(YOUR TASK)
Copy the records below exactly, leaving out any pictures.

(SUPPLIED INFORMATION)
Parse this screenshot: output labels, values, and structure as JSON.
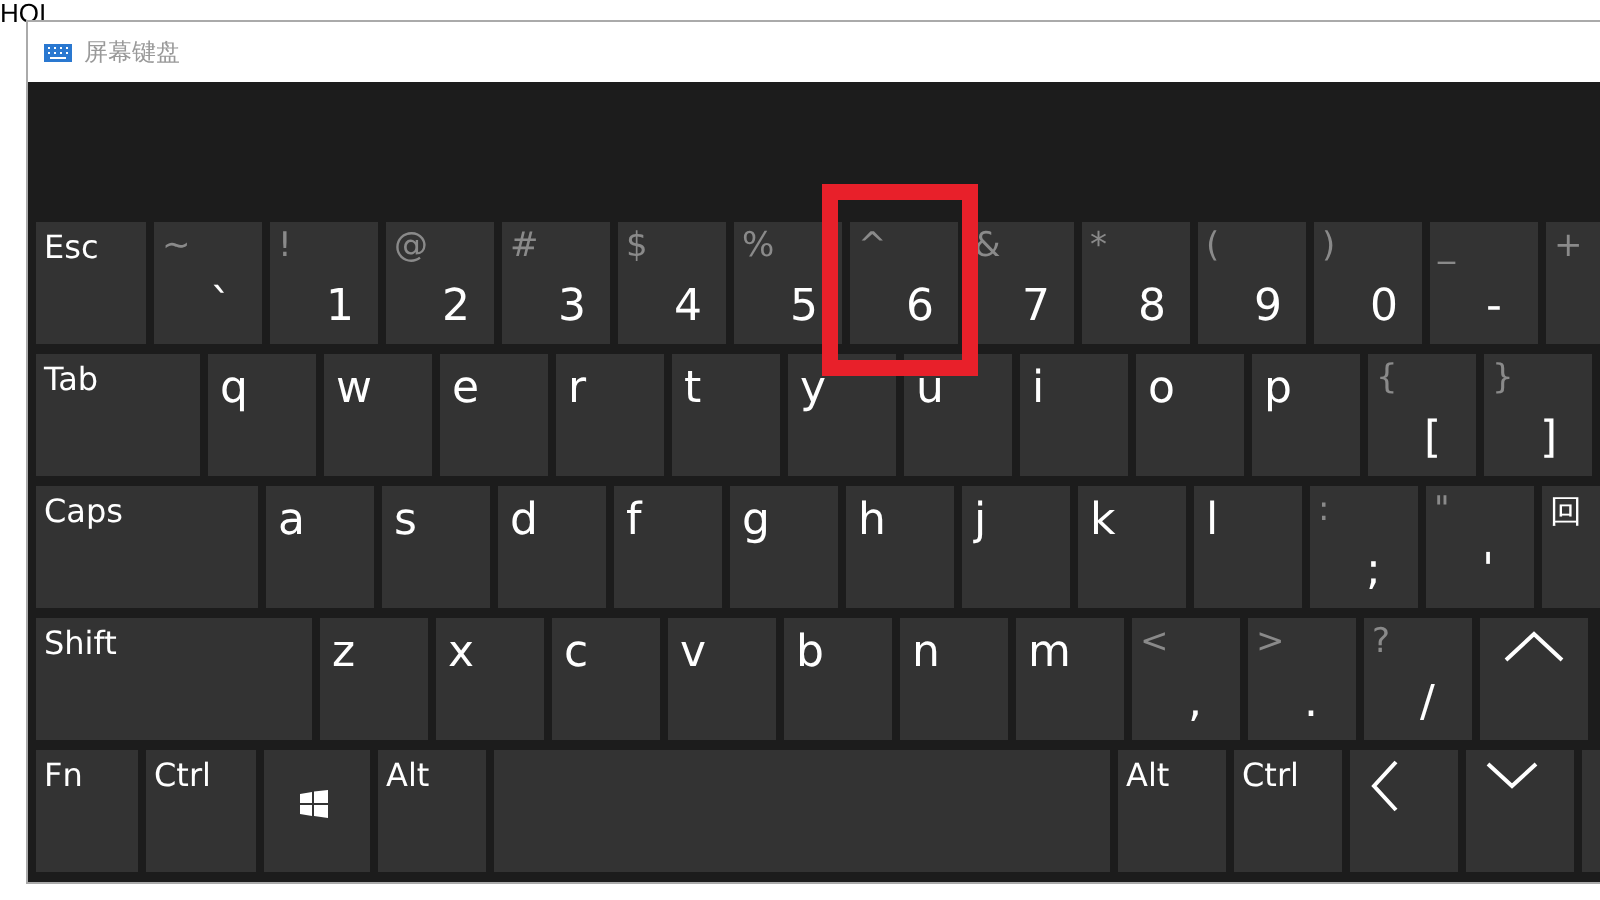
{
  "background_text": "HOI",
  "window": {
    "title": "屏幕键盘"
  },
  "rows": [
    {
      "keys": [
        {
          "kind": "mod",
          "label": "Esc",
          "highlighted": false
        },
        {
          "kind": "dual",
          "top": "~",
          "main": "`",
          "highlighted": false
        },
        {
          "kind": "dual",
          "top": "!",
          "main": "1",
          "highlighted": false
        },
        {
          "kind": "dual",
          "top": "@",
          "main": "2",
          "highlighted": false
        },
        {
          "kind": "dual",
          "top": "#",
          "main": "3",
          "highlighted": false
        },
        {
          "kind": "dual",
          "top": "$",
          "main": "4",
          "highlighted": false
        },
        {
          "kind": "dual",
          "top": "%",
          "main": "5",
          "highlighted": false
        },
        {
          "kind": "dual",
          "top": "^",
          "main": "6",
          "highlighted": true
        },
        {
          "kind": "dual",
          "top": "&",
          "main": "7",
          "highlighted": false
        },
        {
          "kind": "dual",
          "top": "*",
          "main": "8",
          "highlighted": false
        },
        {
          "kind": "dual",
          "top": "(",
          "main": "9",
          "highlighted": false
        },
        {
          "kind": "dual",
          "top": ")",
          "main": "0",
          "highlighted": false
        },
        {
          "kind": "dual",
          "top": "_",
          "main": "-",
          "highlighted": false
        },
        {
          "kind": "dual",
          "top": "+",
          "highlighted": false
        }
      ]
    },
    {
      "keys": [
        {
          "kind": "mod",
          "label": "Tab",
          "highlighted": false
        },
        {
          "kind": "char",
          "label": "q",
          "highlighted": false
        },
        {
          "kind": "char",
          "label": "w",
          "highlighted": false
        },
        {
          "kind": "char",
          "label": "e",
          "highlighted": false
        },
        {
          "kind": "char",
          "label": "r",
          "highlighted": false
        },
        {
          "kind": "char",
          "label": "t",
          "highlighted": false
        },
        {
          "kind": "char",
          "label": "y",
          "highlighted": false
        },
        {
          "kind": "char",
          "label": "u",
          "highlighted": false
        },
        {
          "kind": "char",
          "label": "i",
          "highlighted": false
        },
        {
          "kind": "char",
          "label": "o",
          "highlighted": false
        },
        {
          "kind": "char",
          "label": "p",
          "highlighted": false
        },
        {
          "kind": "dual",
          "top": "{",
          "main": "[",
          "highlighted": false
        },
        {
          "kind": "dual",
          "top": "}",
          "main": "]",
          "highlighted": false
        }
      ]
    },
    {
      "keys": [
        {
          "kind": "mod",
          "label": "Caps",
          "highlighted": false
        },
        {
          "kind": "char",
          "label": "a",
          "highlighted": false
        },
        {
          "kind": "char",
          "label": "s",
          "highlighted": false
        },
        {
          "kind": "char",
          "label": "d",
          "highlighted": false
        },
        {
          "kind": "char",
          "label": "f",
          "highlighted": false
        },
        {
          "kind": "char",
          "label": "g",
          "highlighted": false
        },
        {
          "kind": "char",
          "label": "h",
          "highlighted": false
        },
        {
          "kind": "char",
          "label": "j",
          "highlighted": false
        },
        {
          "kind": "char",
          "label": "k",
          "highlighted": false
        },
        {
          "kind": "char",
          "label": "l",
          "highlighted": false
        },
        {
          "kind": "dual",
          "top": ":",
          "main": ";",
          "highlighted": false
        },
        {
          "kind": "dual",
          "top": "\"",
          "main": "'",
          "highlighted": false
        },
        {
          "kind": "mod",
          "label": "回",
          "highlighted": false
        }
      ]
    },
    {
      "keys": [
        {
          "kind": "mod",
          "label": "Shift",
          "highlighted": false
        },
        {
          "kind": "char",
          "label": "z",
          "highlighted": false
        },
        {
          "kind": "char",
          "label": "x",
          "highlighted": false
        },
        {
          "kind": "char",
          "label": "c",
          "highlighted": false
        },
        {
          "kind": "char",
          "label": "v",
          "highlighted": false
        },
        {
          "kind": "char",
          "label": "b",
          "highlighted": false
        },
        {
          "kind": "char",
          "label": "n",
          "highlighted": false
        },
        {
          "kind": "char",
          "label": "m",
          "highlighted": false
        },
        {
          "kind": "dual",
          "top": "<",
          "main": ",",
          "highlighted": false
        },
        {
          "kind": "dual",
          "top": ">",
          "main": ".",
          "highlighted": false
        },
        {
          "kind": "dual",
          "top": "?",
          "main": "/",
          "highlighted": false
        },
        {
          "kind": "up",
          "highlighted": false
        }
      ]
    },
    {
      "keys": [
        {
          "kind": "mod",
          "label": "Fn",
          "highlighted": false
        },
        {
          "kind": "mod",
          "label": "Ctrl",
          "highlighted": false
        },
        {
          "kind": "win",
          "highlighted": false
        },
        {
          "kind": "mod",
          "label": "Alt",
          "highlighted": false
        },
        {
          "kind": "space",
          "highlighted": false
        },
        {
          "kind": "mod",
          "label": "Alt",
          "highlighted": false
        },
        {
          "kind": "mod",
          "label": "Ctrl",
          "highlighted": false
        },
        {
          "kind": "left",
          "highlighted": false
        },
        {
          "kind": "down",
          "highlighted": false
        },
        {
          "kind": "blank",
          "highlighted": false
        }
      ]
    }
  ]
}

(RESPONSE)
Parse this screenshot: output labels, values, and structure as JSON.
{
  "background_text": "HOI",
  "window": {
    "title": "屏幕键盘"
  },
  "rows": [
    {
      "keys": [
        {
          "kind": "mod",
          "label": "Esc",
          "highlighted": false
        },
        {
          "kind": "dual",
          "top": "~",
          "main": "`",
          "highlighted": false
        },
        {
          "kind": "dual",
          "top": "!",
          "main": "1",
          "highlighted": false
        },
        {
          "kind": "dual",
          "top": "@",
          "main": "2",
          "highlighted": false
        },
        {
          "kind": "dual",
          "top": "#",
          "main": "3",
          "highlighted": false
        },
        {
          "kind": "dual",
          "top": "$",
          "main": "4",
          "highlighted": false
        },
        {
          "kind": "dual",
          "top": "%",
          "main": "5",
          "highlighted": false
        },
        {
          "kind": "dual",
          "top": "^",
          "main": "6",
          "highlighted": true
        },
        {
          "kind": "dual",
          "top": "&",
          "main": "7",
          "highlighted": false
        },
        {
          "kind": "dual",
          "top": "*",
          "main": "8",
          "highlighted": false
        },
        {
          "kind": "dual",
          "top": "(",
          "main": "9",
          "highlighted": false
        },
        {
          "kind": "dual",
          "top": ")",
          "main": "0",
          "highlighted": false
        },
        {
          "kind": "dual",
          "top": "_",
          "main": "-",
          "highlighted": false
        },
        {
          "kind": "dual",
          "top": "+",
          "highlighted": false
        }
      ]
    },
    {
      "keys": [
        {
          "kind": "mod",
          "label": "Tab",
          "highlighted": false
        },
        {
          "kind": "char",
          "label": "q",
          "highlighted": false
        },
        {
          "kind": "char",
          "label": "w",
          "highlighted": false
        },
        {
          "kind": "char",
          "label": "e",
          "highlighted": false
        },
        {
          "kind": "char",
          "label": "r",
          "highlighted": false
        },
        {
          "kind": "char",
          "label": "t",
          "highlighted": false
        },
        {
          "kind": "char",
          "label": "y",
          "highlighted": false
        },
        {
          "kind": "char",
          "label": "u",
          "highlighted": false
        },
        {
          "kind": "char",
          "label": "i",
          "highlighted": false
        },
        {
          "kind": "char",
          "label": "o",
          "highlighted": false
        },
        {
          "kind": "char",
          "label": "p",
          "highlighted": false
        },
        {
          "kind": "dual",
          "top": "{",
          "main": "[",
          "highlighted": false
        },
        {
          "kind": "dual",
          "top": "}",
          "main": "]",
          "highlighted": false
        }
      ]
    },
    {
      "keys": [
        {
          "kind": "mod",
          "label": "Caps",
          "highlighted": false
        },
        {
          "kind": "char",
          "label": "a",
          "highlighted": false
        },
        {
          "kind": "char",
          "label": "s",
          "highlighted": false
        },
        {
          "kind": "char",
          "label": "d",
          "highlighted": false
        },
        {
          "kind": "char",
          "label": "f",
          "highlighted": false
        },
        {
          "kind": "char",
          "label": "g",
          "highlighted": false
        },
        {
          "kind": "char",
          "label": "h",
          "highlighted": false
        },
        {
          "kind": "char",
          "label": "j",
          "highlighted": false
        },
        {
          "kind": "char",
          "label": "k",
          "highlighted": false
        },
        {
          "kind": "char",
          "label": "l",
          "highlighted": false
        },
        {
          "kind": "dual",
          "top": ":",
          "main": ";",
          "highlighted": false
        },
        {
          "kind": "dual",
          "top": "\"",
          "main": "'",
          "highlighted": false
        },
        {
          "kind": "mod",
          "label": "回",
          "highlighted": false
        }
      ]
    },
    {
      "keys": [
        {
          "kind": "mod",
          "label": "Shift",
          "highlighted": false
        },
        {
          "kind": "char",
          "label": "z",
          "highlighted": false
        },
        {
          "kind": "char",
          "label": "x",
          "highlighted": false
        },
        {
          "kind": "char",
          "label": "c",
          "highlighted": false
        },
        {
          "kind": "char",
          "label": "v",
          "highlighted": false
        },
        {
          "kind": "char",
          "label": "b",
          "highlighted": false
        },
        {
          "kind": "char",
          "label": "n",
          "highlighted": false
        },
        {
          "kind": "char",
          "label": "m",
          "highlighted": false
        },
        {
          "kind": "dual",
          "top": "<",
          "main": ",",
          "highlighted": false
        },
        {
          "kind": "dual",
          "top": ">",
          "main": ".",
          "highlighted": false
        },
        {
          "kind": "dual",
          "top": "?",
          "main": "/",
          "highlighted": false
        },
        {
          "kind": "up",
          "highlighted": false
        }
      ]
    },
    {
      "keys": [
        {
          "kind": "mod",
          "label": "Fn",
          "highlighted": false
        },
        {
          "kind": "mod",
          "label": "Ctrl",
          "highlighted": false
        },
        {
          "kind": "win",
          "highlighted": false
        },
        {
          "kind": "mod",
          "label": "Alt",
          "highlighted": false
        },
        {
          "kind": "space",
          "highlighted": false
        },
        {
          "kind": "mod",
          "label": "Alt",
          "highlighted": false
        },
        {
          "kind": "mod",
          "label": "Ctrl",
          "highlighted": false
        },
        {
          "kind": "left",
          "highlighted": false
        },
        {
          "kind": "down",
          "highlighted": false
        },
        {
          "kind": "blank",
          "highlighted": false
        }
      ]
    }
  ]
}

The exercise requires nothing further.